* YOUR TASK *
Here are some records. Copy each one exactly.

----- THE DATA

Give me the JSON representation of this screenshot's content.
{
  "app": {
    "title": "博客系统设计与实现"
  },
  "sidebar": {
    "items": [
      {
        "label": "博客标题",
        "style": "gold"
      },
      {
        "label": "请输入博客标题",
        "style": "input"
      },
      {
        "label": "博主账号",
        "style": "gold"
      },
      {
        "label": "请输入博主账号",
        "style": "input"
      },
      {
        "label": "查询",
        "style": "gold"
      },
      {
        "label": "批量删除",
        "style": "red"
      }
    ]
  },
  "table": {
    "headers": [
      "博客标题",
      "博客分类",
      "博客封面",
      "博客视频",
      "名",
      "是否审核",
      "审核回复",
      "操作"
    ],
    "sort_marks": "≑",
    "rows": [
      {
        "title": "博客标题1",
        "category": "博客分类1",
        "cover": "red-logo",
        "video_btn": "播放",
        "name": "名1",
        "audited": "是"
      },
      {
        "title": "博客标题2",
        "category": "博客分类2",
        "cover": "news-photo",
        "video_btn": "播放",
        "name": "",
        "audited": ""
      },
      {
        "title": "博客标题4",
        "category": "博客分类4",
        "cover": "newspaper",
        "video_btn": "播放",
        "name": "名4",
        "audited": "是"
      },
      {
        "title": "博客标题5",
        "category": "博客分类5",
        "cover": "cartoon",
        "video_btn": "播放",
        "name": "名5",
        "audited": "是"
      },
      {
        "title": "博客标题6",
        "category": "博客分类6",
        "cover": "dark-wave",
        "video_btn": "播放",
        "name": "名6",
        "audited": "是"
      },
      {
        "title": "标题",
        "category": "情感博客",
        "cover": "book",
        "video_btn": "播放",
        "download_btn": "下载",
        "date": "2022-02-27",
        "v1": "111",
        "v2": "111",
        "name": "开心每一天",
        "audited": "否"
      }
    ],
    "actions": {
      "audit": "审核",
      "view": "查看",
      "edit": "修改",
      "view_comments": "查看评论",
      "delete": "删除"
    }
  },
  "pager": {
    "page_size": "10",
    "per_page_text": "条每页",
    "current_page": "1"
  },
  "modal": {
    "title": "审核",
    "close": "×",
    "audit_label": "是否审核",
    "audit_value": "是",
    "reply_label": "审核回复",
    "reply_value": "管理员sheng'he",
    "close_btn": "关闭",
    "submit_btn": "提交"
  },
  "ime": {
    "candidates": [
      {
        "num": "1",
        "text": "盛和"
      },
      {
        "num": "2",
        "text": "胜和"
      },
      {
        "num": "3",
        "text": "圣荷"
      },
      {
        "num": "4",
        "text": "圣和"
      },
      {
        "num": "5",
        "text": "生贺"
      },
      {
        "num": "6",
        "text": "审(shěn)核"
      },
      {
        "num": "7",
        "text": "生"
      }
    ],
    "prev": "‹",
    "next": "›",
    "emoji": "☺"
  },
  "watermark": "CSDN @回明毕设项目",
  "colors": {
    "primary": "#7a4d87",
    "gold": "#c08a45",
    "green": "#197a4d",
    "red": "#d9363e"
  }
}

----------

* RIGHT ANSWER *
Give me the JSON representation of this screenshot's content.
{
  "app": {
    "title": "博客系统设计与实现"
  },
  "sidebar": {
    "items": [
      {
        "label": "博客标题",
        "style": "gold"
      },
      {
        "label": "请输入博客标题",
        "style": "input"
      },
      {
        "label": "博主账号",
        "style": "gold"
      },
      {
        "label": "请输入博主账号",
        "style": "input"
      },
      {
        "label": "查询",
        "style": "gold"
      },
      {
        "label": "批量删除",
        "style": "red"
      }
    ]
  },
  "table": {
    "headers": [
      "博客标题",
      "博客分类",
      "博客封面",
      "博客视频",
      "名",
      "是否审核",
      "审核回复",
      "操作"
    ],
    "sort_marks": "≑",
    "rows": [
      {
        "title": "博客标题1",
        "category": "博客分类1",
        "cover": "red-logo",
        "video_btn": "播放",
        "name": "名1",
        "audited": "是"
      },
      {
        "title": "博客标题2",
        "category": "博客分类2",
        "cover": "news-photo",
        "video_btn": "播放",
        "name": "",
        "audited": ""
      },
      {
        "title": "博客标题4",
        "category": "博客分类4",
        "cover": "newspaper",
        "video_btn": "播放",
        "name": "名4",
        "audited": "是"
      },
      {
        "title": "博客标题5",
        "category": "博客分类5",
        "cover": "cartoon",
        "video_btn": "播放",
        "name": "名5",
        "audited": "是"
      },
      {
        "title": "博客标题6",
        "category": "博客分类6",
        "cover": "dark-wave",
        "video_btn": "播放",
        "name": "名6",
        "audited": "是"
      },
      {
        "title": "标题",
        "category": "情感博客",
        "cover": "book",
        "video_btn": "播放",
        "download_btn": "下载",
        "date": "2022-02-27",
        "v1": "111",
        "v2": "111",
        "name": "开心每一天",
        "audited": "否"
      }
    ],
    "actions": {
      "audit": "审核",
      "view": "查看",
      "edit": "修改",
      "view_comments": "查看评论",
      "delete": "删除"
    }
  },
  "pager": {
    "page_size": "10",
    "per_page_text": "条每页",
    "current_page": "1"
  },
  "modal": {
    "title": "审核",
    "close": "×",
    "audit_label": "是否审核",
    "audit_value": "是",
    "reply_label": "审核回复",
    "reply_value": "管理员sheng'he",
    "close_btn": "关闭",
    "submit_btn": "提交"
  },
  "ime": {
    "candidates": [
      {
        "num": "1",
        "text": "盛和"
      },
      {
        "num": "2",
        "text": "胜和"
      },
      {
        "num": "3",
        "text": "圣荷"
      },
      {
        "num": "4",
        "text": "圣和"
      },
      {
        "num": "5",
        "text": "生贺"
      },
      {
        "num": "6",
        "text": "审(shěn)核"
      },
      {
        "num": "7",
        "text": "生"
      }
    ],
    "prev": "‹",
    "next": "›",
    "emoji": "☺"
  },
  "watermark": "CSDN @回明毕设项目",
  "colors": {
    "primary": "#7a4d87",
    "gold": "#c08a45",
    "green": "#197a4d",
    "red": "#d9363e"
  }
}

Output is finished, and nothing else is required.